• Given request:
Search the material for "color" and show all lines that contain it.

◆ ◆ ◆

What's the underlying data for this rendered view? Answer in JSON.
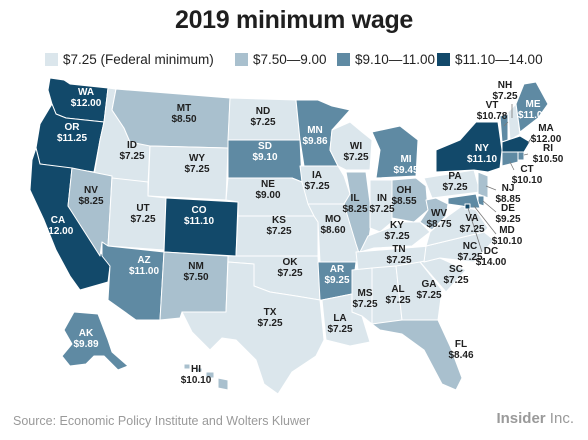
{
  "title": "2019 minimum wage",
  "legend": [
    {
      "label": "$7.25 (Federal minimum)",
      "color": "#dbe6ec"
    },
    {
      "label": "$7.50—9.00",
      "color": "#a9c0ce"
    },
    {
      "label": "$9.10—11.00",
      "color": "#5f8aa3"
    },
    {
      "label": "$11.10—14.00",
      "color": "#12496a"
    }
  ],
  "states": {
    "WA": {
      "abbr": "WA",
      "wage": "$12.00"
    },
    "OR": {
      "abbr": "OR",
      "wage": "$11.25"
    },
    "CA": {
      "abbr": "CA",
      "wage": "$12.00"
    },
    "ID": {
      "abbr": "ID",
      "wage": "$7.25"
    },
    "NV": {
      "abbr": "NV",
      "wage": "$8.25"
    },
    "MT": {
      "abbr": "MT",
      "wage": "$8.50"
    },
    "WY": {
      "abbr": "WY",
      "wage": "$7.25"
    },
    "UT": {
      "abbr": "UT",
      "wage": "$7.25"
    },
    "AZ": {
      "abbr": "AZ",
      "wage": "$11.00"
    },
    "CO": {
      "abbr": "CO",
      "wage": "$11.10"
    },
    "NM": {
      "abbr": "NM",
      "wage": "$7.50"
    },
    "ND": {
      "abbr": "ND",
      "wage": "$7.25"
    },
    "SD": {
      "abbr": "SD",
      "wage": "$9.10"
    },
    "NE": {
      "abbr": "NE",
      "wage": "$9.00"
    },
    "KS": {
      "abbr": "KS",
      "wage": "$7.25"
    },
    "OK": {
      "abbr": "OK",
      "wage": "$7.25"
    },
    "TX": {
      "abbr": "TX",
      "wage": "$7.25"
    },
    "MN": {
      "abbr": "MN",
      "wage": "$9.86"
    },
    "IA": {
      "abbr": "IA",
      "wage": "$7.25"
    },
    "MO": {
      "abbr": "MO",
      "wage": "$8.60"
    },
    "AR": {
      "abbr": "AR",
      "wage": "$9.25"
    },
    "LA": {
      "abbr": "LA",
      "wage": "$7.25"
    },
    "WI": {
      "abbr": "WI",
      "wage": "$7.25"
    },
    "IL": {
      "abbr": "IL",
      "wage": "$8.25"
    },
    "MI": {
      "abbr": "MI",
      "wage": "$9.45"
    },
    "IN": {
      "abbr": "IN",
      "wage": "$7.25"
    },
    "OH": {
      "abbr": "OH",
      "wage": "$8.55"
    },
    "KY": {
      "abbr": "KY",
      "wage": "$7.25"
    },
    "TN": {
      "abbr": "TN",
      "wage": "$7.25"
    },
    "MS": {
      "abbr": "MS",
      "wage": "$7.25"
    },
    "AL": {
      "abbr": "AL",
      "wage": "$7.25"
    },
    "GA": {
      "abbr": "GA",
      "wage": "$7.25"
    },
    "FL": {
      "abbr": "FL",
      "wage": "$8.46"
    },
    "SC": {
      "abbr": "SC",
      "wage": "$7.25"
    },
    "NC": {
      "abbr": "NC",
      "wage": "$7.25"
    },
    "VA": {
      "abbr": "VA",
      "wage": "$7.25"
    },
    "WV": {
      "abbr": "WV",
      "wage": "$8.75"
    },
    "PA": {
      "abbr": "PA",
      "wage": "$7.25"
    },
    "NY": {
      "abbr": "NY",
      "wage": "$11.10"
    },
    "VT": {
      "abbr": "VT",
      "wage": "$10.78"
    },
    "NH": {
      "abbr": "NH",
      "wage": "$7.25"
    },
    "ME": {
      "abbr": "ME",
      "wage": "$11.00"
    },
    "MA": {
      "abbr": "MA",
      "wage": "$12.00"
    },
    "RI": {
      "abbr": "RI",
      "wage": "$10.50"
    },
    "CT": {
      "abbr": "CT",
      "wage": "$10.10"
    },
    "NJ": {
      "abbr": "NJ",
      "wage": "$8.85"
    },
    "DE": {
      "abbr": "DE",
      "wage": "$9.25"
    },
    "MD": {
      "abbr": "MD",
      "wage": "$10.10"
    },
    "DC": {
      "abbr": "DC",
      "wage": "$14.00"
    },
    "AK": {
      "abbr": "AK",
      "wage": "$9.89"
    },
    "HI": {
      "abbr": "HI",
      "wage": "$10.10"
    }
  },
  "footer": {
    "source": "Source: Economic Policy Institute and Wolters Kluwer",
    "brand_bold": "Insider",
    "brand_rest": " Inc."
  }
}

◆ ◆ ◆

• Exercise solution:
      "color": "#dbe6ec"
      "color": "#a9c0ce"
      "color": "#5f8aa3"
      "color": "#12496a"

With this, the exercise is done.